- Problem statement:
Rewrite the records below with every instance of "point" changed to "marker" and nothing else altered.

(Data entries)
··········

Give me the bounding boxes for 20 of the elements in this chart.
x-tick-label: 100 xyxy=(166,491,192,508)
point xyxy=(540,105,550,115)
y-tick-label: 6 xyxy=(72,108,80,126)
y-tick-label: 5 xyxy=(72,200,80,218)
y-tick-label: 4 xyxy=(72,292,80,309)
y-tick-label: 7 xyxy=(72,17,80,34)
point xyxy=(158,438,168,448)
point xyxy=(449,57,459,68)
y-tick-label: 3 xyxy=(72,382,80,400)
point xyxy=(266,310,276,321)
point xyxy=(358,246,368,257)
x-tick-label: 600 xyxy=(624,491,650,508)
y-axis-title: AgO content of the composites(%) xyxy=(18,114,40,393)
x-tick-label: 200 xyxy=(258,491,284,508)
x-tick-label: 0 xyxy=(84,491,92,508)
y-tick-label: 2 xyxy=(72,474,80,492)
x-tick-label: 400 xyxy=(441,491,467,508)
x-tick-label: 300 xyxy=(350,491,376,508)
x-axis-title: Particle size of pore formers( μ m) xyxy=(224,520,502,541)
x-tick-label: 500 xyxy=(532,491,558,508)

··········

- Right answer:
Give me the bounding boxes for 20 of the elements in this chart.
x-tick-label: 100 xyxy=(166,491,192,508)
marker xyxy=(540,105,550,115)
y-tick-label: 6 xyxy=(72,108,80,126)
y-tick-label: 5 xyxy=(72,200,80,218)
y-tick-label: 4 xyxy=(72,292,80,309)
y-tick-label: 7 xyxy=(72,17,80,34)
marker xyxy=(158,438,168,448)
marker xyxy=(449,57,459,68)
y-tick-label: 3 xyxy=(72,382,80,400)
marker xyxy=(266,310,276,321)
marker xyxy=(358,246,368,257)
x-tick-label: 600 xyxy=(624,491,650,508)
y-axis-title: AgO content of the composites(%) xyxy=(18,114,40,393)
x-tick-label: 200 xyxy=(258,491,284,508)
x-tick-label: 0 xyxy=(84,491,92,508)
y-tick-label: 2 xyxy=(72,474,80,492)
x-tick-label: 400 xyxy=(441,491,467,508)
x-tick-label: 300 xyxy=(350,491,376,508)
x-axis-title: Particle size of pore formers( μ m) xyxy=(224,520,502,541)
x-tick-label: 500 xyxy=(532,491,558,508)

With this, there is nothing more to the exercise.